> [TASK TO CARRY OUT] Go through the listing and return every line with "报告单号" in it.

Records excerpted from a collection:
########

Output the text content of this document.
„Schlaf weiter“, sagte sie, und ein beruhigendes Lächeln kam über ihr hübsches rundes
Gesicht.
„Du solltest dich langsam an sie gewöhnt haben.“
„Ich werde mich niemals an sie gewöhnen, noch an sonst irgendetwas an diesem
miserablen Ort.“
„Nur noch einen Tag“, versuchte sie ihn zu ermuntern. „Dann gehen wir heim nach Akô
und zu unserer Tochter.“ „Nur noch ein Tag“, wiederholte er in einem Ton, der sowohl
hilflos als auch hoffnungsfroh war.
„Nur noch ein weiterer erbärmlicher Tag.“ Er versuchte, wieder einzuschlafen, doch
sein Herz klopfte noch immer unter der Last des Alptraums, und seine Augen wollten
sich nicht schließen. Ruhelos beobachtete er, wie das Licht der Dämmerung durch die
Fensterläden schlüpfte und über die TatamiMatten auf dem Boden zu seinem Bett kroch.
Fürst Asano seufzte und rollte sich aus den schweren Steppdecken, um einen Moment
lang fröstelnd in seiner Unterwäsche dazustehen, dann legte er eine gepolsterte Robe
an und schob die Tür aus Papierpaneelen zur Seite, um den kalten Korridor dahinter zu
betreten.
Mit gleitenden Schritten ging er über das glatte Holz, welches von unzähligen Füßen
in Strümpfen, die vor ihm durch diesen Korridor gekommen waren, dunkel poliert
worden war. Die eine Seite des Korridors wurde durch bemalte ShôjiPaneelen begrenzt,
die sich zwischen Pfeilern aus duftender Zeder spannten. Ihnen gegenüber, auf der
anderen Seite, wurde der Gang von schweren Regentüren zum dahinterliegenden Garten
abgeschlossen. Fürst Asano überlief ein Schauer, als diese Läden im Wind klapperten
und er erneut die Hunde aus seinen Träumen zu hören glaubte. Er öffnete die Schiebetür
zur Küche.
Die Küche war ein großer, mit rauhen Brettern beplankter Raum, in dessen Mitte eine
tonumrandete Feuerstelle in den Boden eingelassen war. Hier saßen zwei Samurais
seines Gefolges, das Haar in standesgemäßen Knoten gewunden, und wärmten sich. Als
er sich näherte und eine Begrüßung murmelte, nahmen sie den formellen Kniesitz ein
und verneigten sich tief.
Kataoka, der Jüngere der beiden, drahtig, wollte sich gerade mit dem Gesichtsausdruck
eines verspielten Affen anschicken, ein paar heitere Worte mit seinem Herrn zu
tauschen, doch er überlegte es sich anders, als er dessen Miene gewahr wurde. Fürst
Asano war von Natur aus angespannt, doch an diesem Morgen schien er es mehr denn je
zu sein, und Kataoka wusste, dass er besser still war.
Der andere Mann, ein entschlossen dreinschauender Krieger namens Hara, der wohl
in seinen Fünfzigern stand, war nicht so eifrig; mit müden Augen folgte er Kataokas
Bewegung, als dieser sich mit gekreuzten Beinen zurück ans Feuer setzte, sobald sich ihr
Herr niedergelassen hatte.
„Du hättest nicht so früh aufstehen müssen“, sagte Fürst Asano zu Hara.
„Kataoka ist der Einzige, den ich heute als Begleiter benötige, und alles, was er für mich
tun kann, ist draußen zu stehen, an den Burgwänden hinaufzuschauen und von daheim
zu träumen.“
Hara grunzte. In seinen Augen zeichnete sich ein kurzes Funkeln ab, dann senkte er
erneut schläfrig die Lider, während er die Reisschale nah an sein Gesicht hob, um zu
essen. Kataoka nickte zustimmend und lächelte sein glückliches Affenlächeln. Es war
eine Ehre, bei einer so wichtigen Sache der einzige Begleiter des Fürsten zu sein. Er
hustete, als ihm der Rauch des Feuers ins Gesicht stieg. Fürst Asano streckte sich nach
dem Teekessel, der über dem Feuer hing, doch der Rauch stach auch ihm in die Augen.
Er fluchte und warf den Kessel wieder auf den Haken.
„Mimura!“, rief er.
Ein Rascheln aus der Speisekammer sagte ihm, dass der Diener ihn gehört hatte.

########

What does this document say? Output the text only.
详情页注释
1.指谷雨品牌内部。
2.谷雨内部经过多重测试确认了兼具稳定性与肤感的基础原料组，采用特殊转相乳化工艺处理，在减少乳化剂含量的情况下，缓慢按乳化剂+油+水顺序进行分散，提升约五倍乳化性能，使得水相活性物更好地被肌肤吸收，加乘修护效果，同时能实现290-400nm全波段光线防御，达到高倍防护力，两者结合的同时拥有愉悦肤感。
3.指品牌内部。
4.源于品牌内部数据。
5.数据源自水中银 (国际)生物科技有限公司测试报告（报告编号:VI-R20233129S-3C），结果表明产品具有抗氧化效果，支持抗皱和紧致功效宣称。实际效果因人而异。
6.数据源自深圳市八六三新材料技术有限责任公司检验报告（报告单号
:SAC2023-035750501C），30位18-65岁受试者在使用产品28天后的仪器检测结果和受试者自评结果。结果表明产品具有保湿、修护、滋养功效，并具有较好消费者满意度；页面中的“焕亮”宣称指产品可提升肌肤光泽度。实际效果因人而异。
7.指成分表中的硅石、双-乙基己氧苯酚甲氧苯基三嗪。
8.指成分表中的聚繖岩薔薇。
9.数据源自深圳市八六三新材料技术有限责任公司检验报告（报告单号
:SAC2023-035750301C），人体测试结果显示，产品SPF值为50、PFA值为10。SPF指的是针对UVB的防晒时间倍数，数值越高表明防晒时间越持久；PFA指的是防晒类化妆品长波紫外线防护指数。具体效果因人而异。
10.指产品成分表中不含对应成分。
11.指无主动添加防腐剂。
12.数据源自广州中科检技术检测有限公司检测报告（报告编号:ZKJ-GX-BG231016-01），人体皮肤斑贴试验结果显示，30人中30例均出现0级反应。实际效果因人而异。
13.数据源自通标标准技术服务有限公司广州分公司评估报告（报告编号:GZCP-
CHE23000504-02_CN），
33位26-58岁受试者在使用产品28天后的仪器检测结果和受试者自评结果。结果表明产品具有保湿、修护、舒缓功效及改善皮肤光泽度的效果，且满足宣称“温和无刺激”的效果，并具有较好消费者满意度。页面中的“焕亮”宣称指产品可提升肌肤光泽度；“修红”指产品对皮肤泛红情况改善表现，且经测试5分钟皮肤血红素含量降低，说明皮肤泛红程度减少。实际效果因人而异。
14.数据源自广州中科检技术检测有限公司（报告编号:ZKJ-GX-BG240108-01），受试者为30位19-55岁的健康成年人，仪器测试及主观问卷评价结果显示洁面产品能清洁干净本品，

########

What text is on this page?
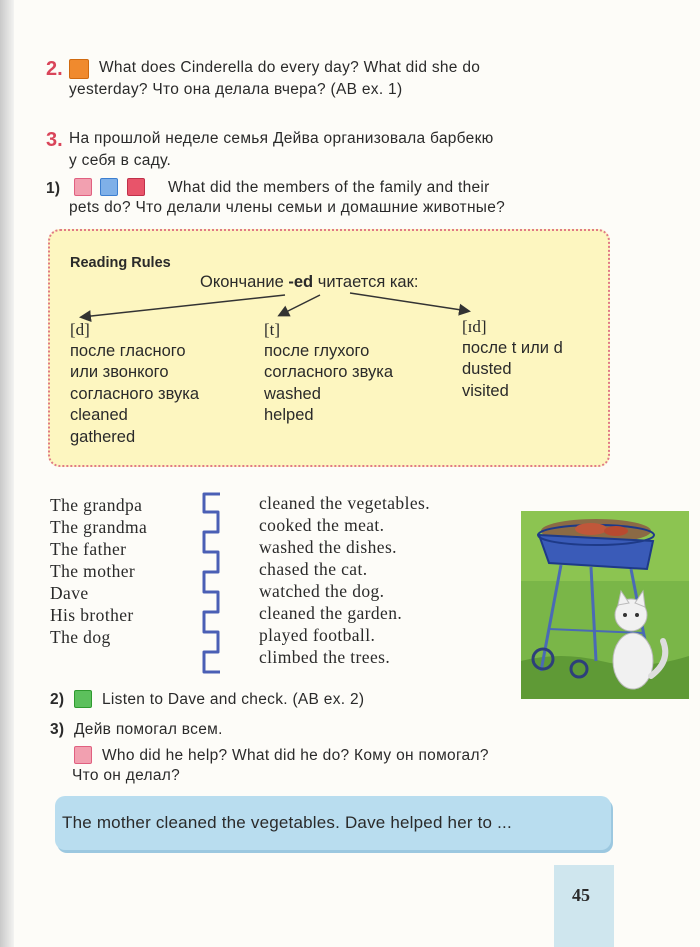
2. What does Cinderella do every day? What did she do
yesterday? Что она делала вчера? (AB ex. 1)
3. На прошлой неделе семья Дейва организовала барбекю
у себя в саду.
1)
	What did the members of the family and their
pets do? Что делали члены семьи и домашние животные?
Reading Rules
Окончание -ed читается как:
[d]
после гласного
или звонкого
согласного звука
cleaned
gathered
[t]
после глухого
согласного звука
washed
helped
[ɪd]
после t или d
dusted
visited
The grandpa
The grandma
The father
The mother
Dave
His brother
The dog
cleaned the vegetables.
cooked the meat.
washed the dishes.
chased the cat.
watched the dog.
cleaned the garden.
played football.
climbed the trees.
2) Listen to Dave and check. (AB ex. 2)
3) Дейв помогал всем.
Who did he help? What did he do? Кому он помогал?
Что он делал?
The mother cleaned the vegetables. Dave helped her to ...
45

########

> [EXERCISE SOLUTION]
6.数据源自深圳市八六三新材料技术有限责任公司检验报告（报告单号
9.数据源自深圳市八六三新材料技术有限责任公司检验报告（报告单号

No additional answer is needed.